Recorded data
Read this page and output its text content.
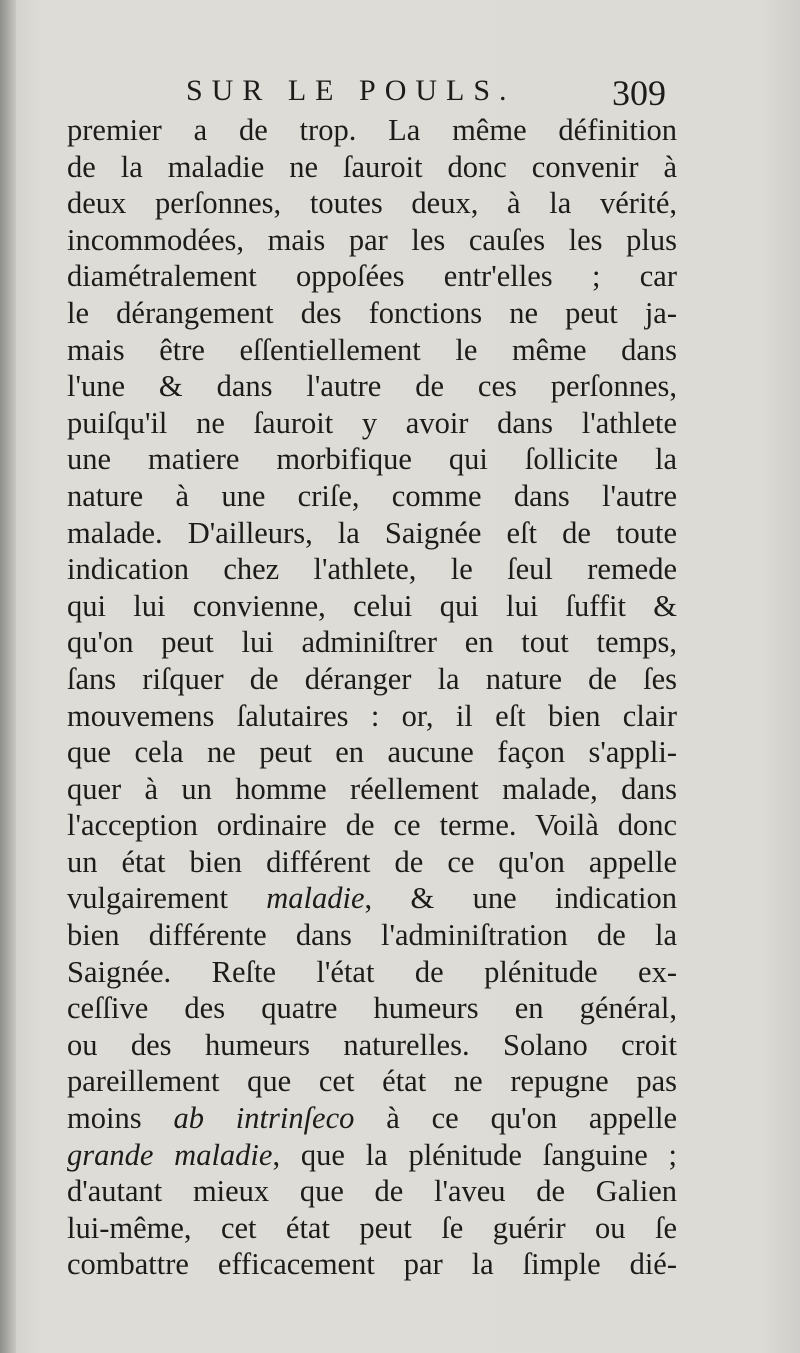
SUR LE POULS.	309
premier a de trop. La même définition
de la maladie ne ſauroit donc convenir à
deux perſonnes, toutes deux, à la vérité,
incommodées, mais par les cauſes les plus
diamétralement oppoſées entr'elles ; car
le dérangement des fonctions ne peut ja-
mais être eſſentiellement le même dans
l'une & dans l'autre de ces perſonnes,
puiſqu'il ne ſauroit y avoir dans l'athlete
une matiere morbifique qui ſollicite la
nature à une criſe, comme dans l'autre
malade. D'ailleurs, la Saignée eſt de toute
indication chez l'athlete, le ſeul remede
qui lui convienne, celui qui lui ſuffit &
qu'on peut lui adminiſtrer en tout temps,
ſans riſquer de déranger la nature de ſes
mouvemens ſalutaires : or, il eſt bien clair
que cela ne peut en aucune façon s'appli-
quer à un homme réellement malade, dans
l'acception ordinaire de ce terme. Voilà donc
un état bien différent de ce qu'on appelle
vulgairement maladie, & une indication
bien différente dans l'adminiſtration de la
Saignée. Reſte l'état de plénitude ex-
ceſſive des quatre humeurs en général,
ou des humeurs naturelles. Solano croit
pareillement que cet état ne repugne pas
moins ab intrinſeco à ce qu'on appelle
grande maladie, que la plénitude ſanguine ;
d'autant mieux que de l'aveu de Galien
lui-même, cet état peut ſe guérir ou ſe
combattre efficacement par la ſimple dié-
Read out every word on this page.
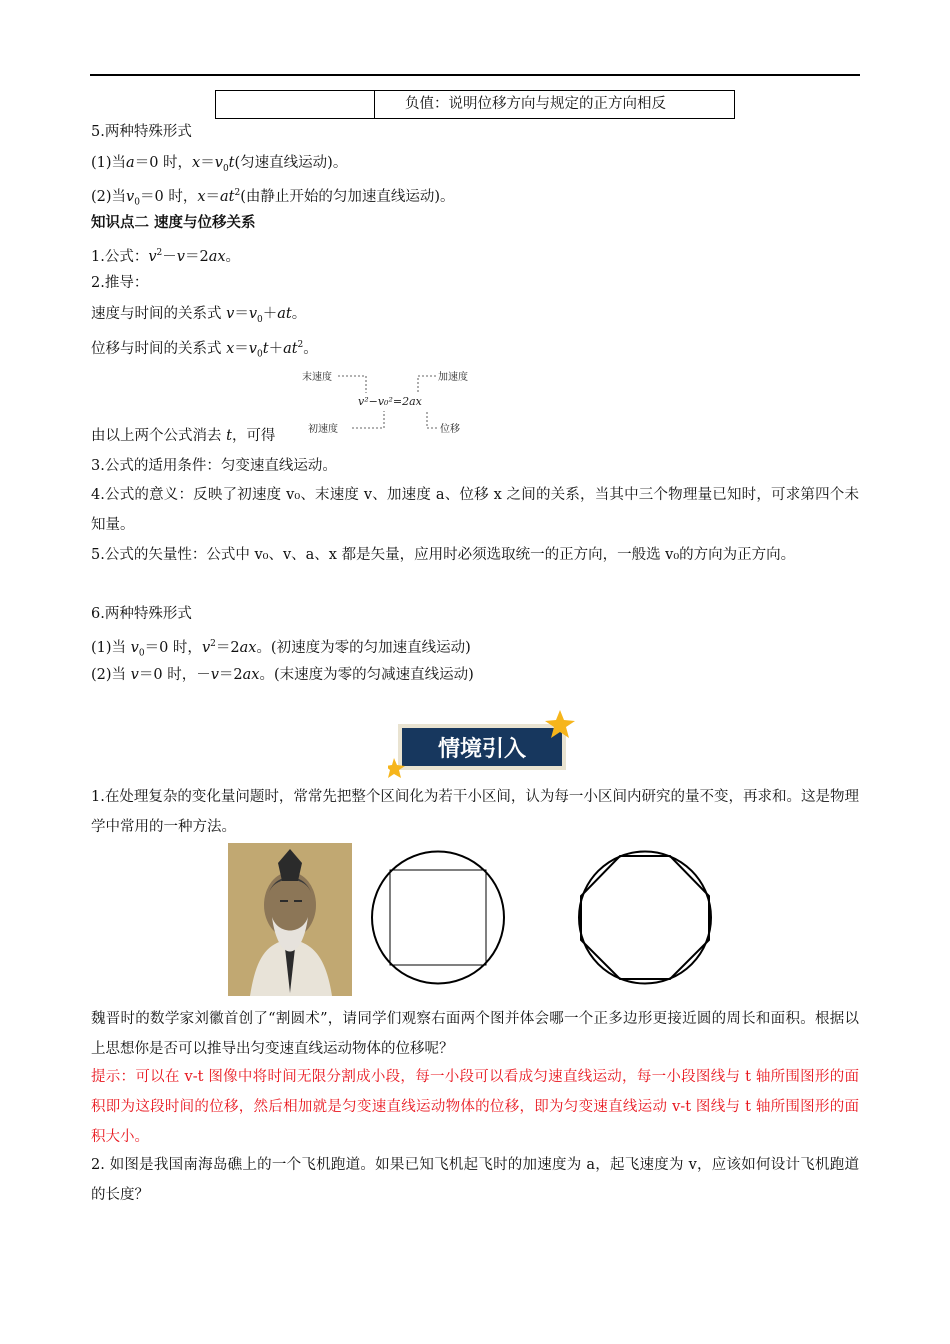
负值：说明位移方向与规定的正方向相反
5.两种特殊形式
(1)当a＝0 时，$x=v_0t$(匀速直线运动)。
(2)当$v_0=0$ 时，$x=at^2$(由静止开始的匀加速直线运动)。
知识点二 速度与位移关系
1.公式：$v^2-v=2ax$。
2.推导：
速度与时间的关系式 $v=v_0+at$。
位移与时间的关系式 $x=v_0t+at^2$。
末速度	加速度
初速度	位移
v²−v₀²=2ax
由以上两个公式消去 t，可得
3.公式的适用条件：匀变速直线运动。
4.公式的意义：反映了初速度 v₀、末速度 v、加速度 a、位移 x 之间的关系，当其中三个物理量已知时，可求第四个未知量。
5.公式的矢量性：公式中 v₀、v、a、x 都是矢量，应用时必须选取统一的正方向，一般选 v₀的方向为正方向。
6.两种特殊形式
(1)当 $v_0=0$ 时，$v^2=2ax$。(初速度为零的匀加速直线运动)
(2)当 v＝0 时，－v＝2ax。(末速度为零的匀减速直线运动)
情境引入
1.在处理复杂的变化量问题时，常常先把整个区间化为若干小区间，认为每一小区间内研究的量不变，再求和。这是物理学中常用的一种方法。
魏晋时的数学家刘徽首创了“割圆术”，请同学们观察右面两个图并体会哪一个正多边形更接近圆的周长和面积。根据以上思想你是否可以推导出匀变速直线运动物体的位移呢？
提示：可以在 v-t 图像中将时间无限分割成小段，每一小段可以看成匀速直线运动，每一小段图线与 t 轴所围图形的面积即为这段时间的位移，然后相加就是匀变速直线运动物体的位移，即为匀变速直线运动 v-t 图线与 t 轴所围图形的面积大小。
2. 如图是我国南海岛礁上的一个飞机跑道。如果已知飞机起飞时的加速度为 a，起飞速度为 v，应该如何设计飞机跑道的长度？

- Problem to work on
Search the entries for the string "état" and collect each line that has it.

- Task solution
un état bien différent de ce qu'on appelle
Saignée. Reſte l'état de plénitude ex-
pareillement que cet état ne repugne pas
lui-même, cet état peut ſe guérir ou ſe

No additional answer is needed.